▸ EXERCISE DETAILS:
Using the listing beneath this task, count the lines with the word "Schriftsysteme" and write only the result.

▸ MATERIAL FOR THIS EXERCISE:
* Begin *
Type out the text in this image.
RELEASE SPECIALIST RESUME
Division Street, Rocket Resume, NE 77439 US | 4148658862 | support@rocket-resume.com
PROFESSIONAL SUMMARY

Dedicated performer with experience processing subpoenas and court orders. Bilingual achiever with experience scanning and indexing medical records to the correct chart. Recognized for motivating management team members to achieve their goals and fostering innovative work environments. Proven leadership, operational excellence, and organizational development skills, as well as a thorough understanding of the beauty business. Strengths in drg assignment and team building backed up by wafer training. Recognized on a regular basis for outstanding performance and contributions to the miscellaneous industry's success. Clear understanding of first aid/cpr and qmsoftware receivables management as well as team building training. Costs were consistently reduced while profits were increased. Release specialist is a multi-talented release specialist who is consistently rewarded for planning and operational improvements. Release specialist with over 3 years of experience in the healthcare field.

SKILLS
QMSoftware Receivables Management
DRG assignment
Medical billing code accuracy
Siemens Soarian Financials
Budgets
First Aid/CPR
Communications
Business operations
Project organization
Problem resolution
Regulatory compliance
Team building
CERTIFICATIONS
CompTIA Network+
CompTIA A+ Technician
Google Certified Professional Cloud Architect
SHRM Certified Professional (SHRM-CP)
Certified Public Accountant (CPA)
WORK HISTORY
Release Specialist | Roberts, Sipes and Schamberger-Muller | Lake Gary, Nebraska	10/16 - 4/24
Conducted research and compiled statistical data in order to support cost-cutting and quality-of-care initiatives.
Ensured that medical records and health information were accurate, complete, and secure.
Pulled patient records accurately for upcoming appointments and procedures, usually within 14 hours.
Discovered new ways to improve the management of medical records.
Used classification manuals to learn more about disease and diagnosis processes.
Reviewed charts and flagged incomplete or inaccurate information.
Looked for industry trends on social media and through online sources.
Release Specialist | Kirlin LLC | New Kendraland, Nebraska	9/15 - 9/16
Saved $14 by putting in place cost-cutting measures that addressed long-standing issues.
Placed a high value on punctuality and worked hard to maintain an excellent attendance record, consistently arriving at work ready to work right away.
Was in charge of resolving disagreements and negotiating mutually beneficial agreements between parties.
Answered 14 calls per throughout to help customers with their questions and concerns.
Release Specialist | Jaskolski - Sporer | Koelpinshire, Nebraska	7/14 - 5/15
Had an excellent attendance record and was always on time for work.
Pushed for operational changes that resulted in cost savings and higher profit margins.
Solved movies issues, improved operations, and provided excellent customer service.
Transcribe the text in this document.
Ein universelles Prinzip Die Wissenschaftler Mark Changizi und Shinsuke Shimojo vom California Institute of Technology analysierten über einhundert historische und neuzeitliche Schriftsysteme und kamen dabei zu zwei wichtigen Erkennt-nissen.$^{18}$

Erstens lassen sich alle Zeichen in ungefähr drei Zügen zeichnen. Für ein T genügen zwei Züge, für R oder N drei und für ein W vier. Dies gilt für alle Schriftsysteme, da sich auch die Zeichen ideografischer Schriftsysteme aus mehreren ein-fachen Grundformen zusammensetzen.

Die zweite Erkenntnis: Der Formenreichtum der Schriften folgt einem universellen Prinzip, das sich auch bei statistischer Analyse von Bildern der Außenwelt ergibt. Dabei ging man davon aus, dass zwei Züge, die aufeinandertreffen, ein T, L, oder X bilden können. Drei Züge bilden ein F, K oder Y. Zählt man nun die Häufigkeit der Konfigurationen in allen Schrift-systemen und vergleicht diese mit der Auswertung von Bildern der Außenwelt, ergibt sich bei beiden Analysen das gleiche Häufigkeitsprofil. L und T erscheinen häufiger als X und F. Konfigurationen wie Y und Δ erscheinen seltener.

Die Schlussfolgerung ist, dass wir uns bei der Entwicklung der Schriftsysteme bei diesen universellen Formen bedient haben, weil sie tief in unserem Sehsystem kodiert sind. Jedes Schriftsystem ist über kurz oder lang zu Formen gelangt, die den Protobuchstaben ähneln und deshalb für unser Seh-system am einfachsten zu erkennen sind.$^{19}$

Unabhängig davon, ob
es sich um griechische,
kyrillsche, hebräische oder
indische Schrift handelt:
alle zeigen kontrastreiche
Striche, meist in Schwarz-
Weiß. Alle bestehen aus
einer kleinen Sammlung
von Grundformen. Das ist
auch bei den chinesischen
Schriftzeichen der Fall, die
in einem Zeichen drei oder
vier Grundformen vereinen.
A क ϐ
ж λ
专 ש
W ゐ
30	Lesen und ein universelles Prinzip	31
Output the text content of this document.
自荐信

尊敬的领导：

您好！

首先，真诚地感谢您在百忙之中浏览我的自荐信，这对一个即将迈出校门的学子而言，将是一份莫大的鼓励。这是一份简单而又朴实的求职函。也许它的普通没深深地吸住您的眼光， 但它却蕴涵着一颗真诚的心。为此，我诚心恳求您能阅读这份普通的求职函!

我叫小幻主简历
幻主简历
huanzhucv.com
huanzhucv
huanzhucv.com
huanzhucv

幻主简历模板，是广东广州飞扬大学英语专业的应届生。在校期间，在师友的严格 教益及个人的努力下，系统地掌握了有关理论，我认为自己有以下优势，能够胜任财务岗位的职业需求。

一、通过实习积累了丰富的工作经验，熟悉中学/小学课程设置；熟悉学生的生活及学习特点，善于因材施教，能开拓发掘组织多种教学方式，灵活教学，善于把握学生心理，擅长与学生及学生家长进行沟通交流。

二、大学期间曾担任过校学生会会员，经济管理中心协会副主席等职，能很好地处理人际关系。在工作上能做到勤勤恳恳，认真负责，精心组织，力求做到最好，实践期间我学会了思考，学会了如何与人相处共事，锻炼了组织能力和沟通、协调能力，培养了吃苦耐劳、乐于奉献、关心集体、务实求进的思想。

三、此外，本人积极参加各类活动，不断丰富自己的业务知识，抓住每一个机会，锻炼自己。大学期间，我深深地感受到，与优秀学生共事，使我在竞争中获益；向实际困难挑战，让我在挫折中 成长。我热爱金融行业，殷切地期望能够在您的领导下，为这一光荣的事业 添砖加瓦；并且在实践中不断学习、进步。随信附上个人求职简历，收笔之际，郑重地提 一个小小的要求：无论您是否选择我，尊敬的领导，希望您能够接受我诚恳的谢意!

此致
* End *
▸ EXERCISE RESPONSE:
3